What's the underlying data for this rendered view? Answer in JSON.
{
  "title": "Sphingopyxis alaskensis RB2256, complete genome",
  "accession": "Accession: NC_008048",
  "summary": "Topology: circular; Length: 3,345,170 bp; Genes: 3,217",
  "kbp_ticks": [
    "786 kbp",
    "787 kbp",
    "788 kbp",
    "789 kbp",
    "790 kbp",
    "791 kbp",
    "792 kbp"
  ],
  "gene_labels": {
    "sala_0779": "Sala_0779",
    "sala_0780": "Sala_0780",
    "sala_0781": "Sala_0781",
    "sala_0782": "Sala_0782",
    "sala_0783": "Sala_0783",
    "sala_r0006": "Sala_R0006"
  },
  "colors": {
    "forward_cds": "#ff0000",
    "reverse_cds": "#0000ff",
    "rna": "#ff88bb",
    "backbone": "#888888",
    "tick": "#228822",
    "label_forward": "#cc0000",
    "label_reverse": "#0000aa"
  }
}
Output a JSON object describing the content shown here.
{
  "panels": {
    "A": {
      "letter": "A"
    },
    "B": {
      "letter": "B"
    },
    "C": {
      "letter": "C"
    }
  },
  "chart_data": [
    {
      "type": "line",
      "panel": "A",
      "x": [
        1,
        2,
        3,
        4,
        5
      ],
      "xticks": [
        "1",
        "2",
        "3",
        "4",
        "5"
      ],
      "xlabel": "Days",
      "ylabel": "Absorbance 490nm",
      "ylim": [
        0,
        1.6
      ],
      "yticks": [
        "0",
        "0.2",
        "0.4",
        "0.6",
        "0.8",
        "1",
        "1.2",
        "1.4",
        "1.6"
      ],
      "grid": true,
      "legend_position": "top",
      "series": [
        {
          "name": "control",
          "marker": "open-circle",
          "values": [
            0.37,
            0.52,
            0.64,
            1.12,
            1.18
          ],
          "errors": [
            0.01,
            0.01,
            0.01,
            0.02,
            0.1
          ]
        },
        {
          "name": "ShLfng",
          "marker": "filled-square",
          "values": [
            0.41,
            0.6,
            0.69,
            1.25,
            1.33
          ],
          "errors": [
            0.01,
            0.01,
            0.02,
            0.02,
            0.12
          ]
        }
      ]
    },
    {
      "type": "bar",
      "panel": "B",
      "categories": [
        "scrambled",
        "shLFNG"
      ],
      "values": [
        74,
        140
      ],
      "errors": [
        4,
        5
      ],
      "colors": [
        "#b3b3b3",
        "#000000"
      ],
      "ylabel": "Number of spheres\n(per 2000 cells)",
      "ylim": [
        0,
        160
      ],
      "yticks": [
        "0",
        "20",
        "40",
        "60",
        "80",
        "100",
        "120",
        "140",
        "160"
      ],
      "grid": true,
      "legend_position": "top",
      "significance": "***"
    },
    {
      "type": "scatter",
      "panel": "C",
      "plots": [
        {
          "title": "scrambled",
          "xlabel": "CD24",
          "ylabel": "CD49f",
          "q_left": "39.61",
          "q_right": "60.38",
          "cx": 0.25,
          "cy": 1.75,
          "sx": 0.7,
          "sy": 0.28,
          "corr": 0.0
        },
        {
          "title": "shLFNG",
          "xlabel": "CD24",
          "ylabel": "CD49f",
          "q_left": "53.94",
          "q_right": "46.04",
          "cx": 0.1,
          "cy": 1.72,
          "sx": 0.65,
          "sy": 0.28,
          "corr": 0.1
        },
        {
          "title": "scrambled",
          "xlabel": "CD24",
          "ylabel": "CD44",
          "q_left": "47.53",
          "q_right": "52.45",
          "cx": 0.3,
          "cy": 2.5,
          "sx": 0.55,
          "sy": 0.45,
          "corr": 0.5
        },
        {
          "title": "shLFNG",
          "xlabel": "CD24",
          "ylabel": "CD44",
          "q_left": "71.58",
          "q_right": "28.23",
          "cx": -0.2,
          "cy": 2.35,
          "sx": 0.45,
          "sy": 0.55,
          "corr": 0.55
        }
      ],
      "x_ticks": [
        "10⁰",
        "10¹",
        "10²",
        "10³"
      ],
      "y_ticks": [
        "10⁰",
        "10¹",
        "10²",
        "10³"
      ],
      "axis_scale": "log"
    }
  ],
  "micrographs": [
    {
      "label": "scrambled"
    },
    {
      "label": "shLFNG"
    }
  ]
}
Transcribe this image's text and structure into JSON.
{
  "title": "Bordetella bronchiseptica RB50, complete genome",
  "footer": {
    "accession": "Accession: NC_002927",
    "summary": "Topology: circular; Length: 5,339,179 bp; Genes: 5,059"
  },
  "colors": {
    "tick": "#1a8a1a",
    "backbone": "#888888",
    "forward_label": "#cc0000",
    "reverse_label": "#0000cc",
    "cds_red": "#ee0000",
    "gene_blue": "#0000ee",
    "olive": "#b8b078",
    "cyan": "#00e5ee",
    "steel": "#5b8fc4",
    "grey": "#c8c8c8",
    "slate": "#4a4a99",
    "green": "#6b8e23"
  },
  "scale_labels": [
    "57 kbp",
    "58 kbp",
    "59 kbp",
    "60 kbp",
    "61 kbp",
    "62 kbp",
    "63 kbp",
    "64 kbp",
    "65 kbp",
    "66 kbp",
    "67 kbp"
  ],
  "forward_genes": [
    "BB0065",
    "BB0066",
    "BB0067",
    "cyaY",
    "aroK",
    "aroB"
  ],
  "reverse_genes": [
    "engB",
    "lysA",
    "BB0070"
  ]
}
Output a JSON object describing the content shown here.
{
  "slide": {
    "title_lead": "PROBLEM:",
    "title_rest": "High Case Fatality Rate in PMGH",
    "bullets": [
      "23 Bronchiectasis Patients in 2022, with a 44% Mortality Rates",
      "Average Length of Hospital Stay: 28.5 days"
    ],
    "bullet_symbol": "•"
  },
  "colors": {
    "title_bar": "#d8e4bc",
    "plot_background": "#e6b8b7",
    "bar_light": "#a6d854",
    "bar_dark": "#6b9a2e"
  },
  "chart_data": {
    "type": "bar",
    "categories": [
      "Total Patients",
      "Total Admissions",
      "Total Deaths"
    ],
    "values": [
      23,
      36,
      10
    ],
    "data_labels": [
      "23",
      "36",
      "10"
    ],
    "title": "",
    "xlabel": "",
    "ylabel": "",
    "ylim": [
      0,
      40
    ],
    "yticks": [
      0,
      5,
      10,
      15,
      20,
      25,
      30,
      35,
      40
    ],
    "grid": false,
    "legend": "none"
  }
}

■ Instructions to follow
Copy every line in the records above that contains the word "Topology".

■ Task response
  "summary": "Topology: circular; Length: 3,345,170 bp; Genes: 3,217",
    "summary": "Topology: circular; Length: 5,339,179 bp; Genes: 5,059"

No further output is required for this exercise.